**GOAL**. Starting at the line that contains "What does this", copy each line through the end of the listing below. Include both ends and output nothing more.

· · · · · · ·

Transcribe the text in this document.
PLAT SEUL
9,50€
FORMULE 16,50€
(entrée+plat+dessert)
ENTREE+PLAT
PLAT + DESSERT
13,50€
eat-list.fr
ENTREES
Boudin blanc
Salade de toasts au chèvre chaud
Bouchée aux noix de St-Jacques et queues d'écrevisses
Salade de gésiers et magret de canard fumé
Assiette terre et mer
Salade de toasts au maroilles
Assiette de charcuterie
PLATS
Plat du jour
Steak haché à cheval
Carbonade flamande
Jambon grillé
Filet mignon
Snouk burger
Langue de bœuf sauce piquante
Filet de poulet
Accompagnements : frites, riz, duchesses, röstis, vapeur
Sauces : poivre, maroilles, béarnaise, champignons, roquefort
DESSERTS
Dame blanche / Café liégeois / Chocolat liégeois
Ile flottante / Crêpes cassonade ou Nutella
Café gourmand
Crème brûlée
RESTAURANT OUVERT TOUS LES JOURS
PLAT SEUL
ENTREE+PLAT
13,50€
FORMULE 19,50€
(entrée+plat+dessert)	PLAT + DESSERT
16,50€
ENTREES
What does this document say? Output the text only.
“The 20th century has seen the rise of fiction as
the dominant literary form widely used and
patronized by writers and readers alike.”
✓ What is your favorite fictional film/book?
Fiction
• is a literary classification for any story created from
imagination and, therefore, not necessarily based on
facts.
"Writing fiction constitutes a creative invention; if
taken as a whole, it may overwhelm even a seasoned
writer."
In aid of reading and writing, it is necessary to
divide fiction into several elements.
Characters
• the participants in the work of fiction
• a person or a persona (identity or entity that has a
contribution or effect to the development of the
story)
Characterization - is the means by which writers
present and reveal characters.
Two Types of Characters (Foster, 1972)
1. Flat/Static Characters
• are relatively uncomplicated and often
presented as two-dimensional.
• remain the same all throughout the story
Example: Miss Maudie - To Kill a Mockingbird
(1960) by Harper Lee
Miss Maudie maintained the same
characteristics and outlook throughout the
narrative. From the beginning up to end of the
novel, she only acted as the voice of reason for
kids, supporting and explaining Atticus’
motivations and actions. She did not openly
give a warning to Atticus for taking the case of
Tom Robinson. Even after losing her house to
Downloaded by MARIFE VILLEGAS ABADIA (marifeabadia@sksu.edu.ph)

· · · · · · ·

**ANSWER FOR THIS EXERCISE**.
What does this document say? Output the text only.
“The 20th century has seen the rise of fiction as
the dominant literary form widely used and
patronized by writers and readers alike.”
✓ What is your favorite fictional film/book?
Fiction
• is a literary classification for any story created from
imagination and, therefore, not necessarily based on
facts.
"Writing fiction constitutes a creative invention; if
taken as a whole, it may overwhelm even a seasoned
writer."
In aid of reading and writing, it is necessary to
divide fiction into several elements.
Characters
• the participants in the work of fiction
• a person or a persona (identity or entity that has a
contribution or effect to the development of the
story)
Characterization - is the means by which writers
present and reveal characters.
Two Types of Characters (Foster, 1972)
1. Flat/Static Characters
• are relatively uncomplicated and often
presented as two-dimensional.
• remain the same all throughout the story
Example: Miss Maudie - To Kill a Mockingbird
(1960) by Harper Lee
Miss Maudie maintained the same
characteristics and outlook throughout the
narrative. From the beginning up to end of the
novel, she only acted as the voice of reason for
kids, supporting and explaining Atticus’
motivations and actions. She did not openly
give a warning to Atticus for taking the case of
Tom Robinson. Even after losing her house to
Downloaded by MARIFE VILLEGAS ABADIA (marifeabadia@sksu.edu.ph)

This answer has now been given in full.